* **Given entries**:
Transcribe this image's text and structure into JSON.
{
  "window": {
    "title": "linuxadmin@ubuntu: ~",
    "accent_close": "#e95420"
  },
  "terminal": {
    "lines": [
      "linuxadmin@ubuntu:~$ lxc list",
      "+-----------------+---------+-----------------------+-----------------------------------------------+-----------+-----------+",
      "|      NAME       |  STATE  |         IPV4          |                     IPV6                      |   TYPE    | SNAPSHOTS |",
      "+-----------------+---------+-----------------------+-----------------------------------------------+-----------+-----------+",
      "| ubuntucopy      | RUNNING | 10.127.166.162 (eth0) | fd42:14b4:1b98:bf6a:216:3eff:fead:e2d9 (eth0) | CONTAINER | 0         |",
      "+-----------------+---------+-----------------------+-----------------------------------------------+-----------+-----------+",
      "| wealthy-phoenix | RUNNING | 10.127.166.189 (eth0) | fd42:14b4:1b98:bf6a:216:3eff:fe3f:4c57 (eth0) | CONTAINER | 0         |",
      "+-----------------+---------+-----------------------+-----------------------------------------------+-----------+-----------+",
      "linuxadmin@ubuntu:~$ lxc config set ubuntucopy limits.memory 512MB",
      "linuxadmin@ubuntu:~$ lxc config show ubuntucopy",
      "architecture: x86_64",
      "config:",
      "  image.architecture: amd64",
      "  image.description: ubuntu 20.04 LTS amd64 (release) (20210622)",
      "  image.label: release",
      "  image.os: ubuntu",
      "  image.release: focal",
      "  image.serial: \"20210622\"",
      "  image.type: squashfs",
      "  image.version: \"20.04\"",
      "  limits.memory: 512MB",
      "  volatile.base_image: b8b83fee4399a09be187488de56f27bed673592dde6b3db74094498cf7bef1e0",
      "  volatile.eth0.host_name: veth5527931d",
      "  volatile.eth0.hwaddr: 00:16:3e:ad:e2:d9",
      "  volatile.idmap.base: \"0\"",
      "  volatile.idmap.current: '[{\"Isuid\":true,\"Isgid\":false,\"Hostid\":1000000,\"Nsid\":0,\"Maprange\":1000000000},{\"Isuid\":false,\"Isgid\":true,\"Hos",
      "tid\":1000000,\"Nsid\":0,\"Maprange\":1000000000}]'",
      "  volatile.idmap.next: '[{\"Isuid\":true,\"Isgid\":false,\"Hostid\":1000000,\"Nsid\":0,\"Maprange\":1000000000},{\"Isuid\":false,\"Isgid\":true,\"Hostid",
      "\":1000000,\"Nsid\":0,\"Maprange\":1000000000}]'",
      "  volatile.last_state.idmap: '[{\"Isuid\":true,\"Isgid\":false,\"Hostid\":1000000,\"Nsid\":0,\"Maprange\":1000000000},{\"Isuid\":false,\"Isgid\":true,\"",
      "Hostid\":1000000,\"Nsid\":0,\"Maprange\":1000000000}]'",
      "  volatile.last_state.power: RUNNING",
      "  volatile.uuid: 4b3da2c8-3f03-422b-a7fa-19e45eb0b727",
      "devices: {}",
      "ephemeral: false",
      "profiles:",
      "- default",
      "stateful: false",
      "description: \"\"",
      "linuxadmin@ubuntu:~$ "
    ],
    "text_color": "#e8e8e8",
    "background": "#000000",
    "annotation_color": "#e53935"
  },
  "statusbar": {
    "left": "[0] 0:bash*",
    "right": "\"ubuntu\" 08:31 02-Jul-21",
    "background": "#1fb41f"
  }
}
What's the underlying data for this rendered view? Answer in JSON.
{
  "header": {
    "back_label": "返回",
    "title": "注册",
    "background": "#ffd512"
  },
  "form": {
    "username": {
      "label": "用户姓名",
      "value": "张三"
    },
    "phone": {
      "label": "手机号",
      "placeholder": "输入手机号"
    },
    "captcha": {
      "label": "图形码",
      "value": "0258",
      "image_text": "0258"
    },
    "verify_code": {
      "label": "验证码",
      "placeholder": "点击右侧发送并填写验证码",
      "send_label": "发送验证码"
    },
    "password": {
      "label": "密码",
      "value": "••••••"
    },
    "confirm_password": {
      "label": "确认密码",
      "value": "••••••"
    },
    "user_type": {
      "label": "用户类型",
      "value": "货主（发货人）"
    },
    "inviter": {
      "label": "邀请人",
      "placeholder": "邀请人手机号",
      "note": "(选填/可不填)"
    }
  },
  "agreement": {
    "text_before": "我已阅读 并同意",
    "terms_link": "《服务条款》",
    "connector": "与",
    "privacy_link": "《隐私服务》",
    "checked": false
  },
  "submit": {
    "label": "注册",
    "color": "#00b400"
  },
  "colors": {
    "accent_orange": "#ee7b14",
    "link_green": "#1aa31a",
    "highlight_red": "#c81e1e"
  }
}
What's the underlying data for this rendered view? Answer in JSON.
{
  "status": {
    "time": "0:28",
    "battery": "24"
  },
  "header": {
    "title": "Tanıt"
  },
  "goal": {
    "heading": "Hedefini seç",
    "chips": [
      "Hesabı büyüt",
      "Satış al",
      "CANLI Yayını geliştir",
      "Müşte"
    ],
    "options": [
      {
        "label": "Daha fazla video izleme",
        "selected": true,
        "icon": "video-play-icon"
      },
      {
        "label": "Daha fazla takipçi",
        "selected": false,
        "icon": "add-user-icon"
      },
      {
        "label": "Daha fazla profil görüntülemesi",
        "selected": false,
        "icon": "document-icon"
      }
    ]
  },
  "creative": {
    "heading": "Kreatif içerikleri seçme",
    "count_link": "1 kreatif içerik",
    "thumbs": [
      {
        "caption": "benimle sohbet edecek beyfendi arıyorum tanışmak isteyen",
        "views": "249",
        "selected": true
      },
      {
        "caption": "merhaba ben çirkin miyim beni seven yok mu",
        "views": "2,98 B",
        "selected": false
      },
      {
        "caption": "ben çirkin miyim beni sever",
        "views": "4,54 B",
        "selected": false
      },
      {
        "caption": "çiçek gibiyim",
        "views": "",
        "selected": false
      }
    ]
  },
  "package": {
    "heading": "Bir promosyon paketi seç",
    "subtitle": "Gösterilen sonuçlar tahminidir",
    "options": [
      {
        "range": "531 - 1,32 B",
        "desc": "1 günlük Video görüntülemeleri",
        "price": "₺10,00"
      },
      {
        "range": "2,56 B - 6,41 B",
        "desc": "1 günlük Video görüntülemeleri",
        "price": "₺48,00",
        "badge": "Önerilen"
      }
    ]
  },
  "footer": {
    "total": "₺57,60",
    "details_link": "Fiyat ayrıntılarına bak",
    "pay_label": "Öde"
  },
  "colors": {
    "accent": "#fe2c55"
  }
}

* **Written request**: What is the number of lines in the data that hold the word "background"? Reply with that number and nothing else.

* **Exercise output**: 3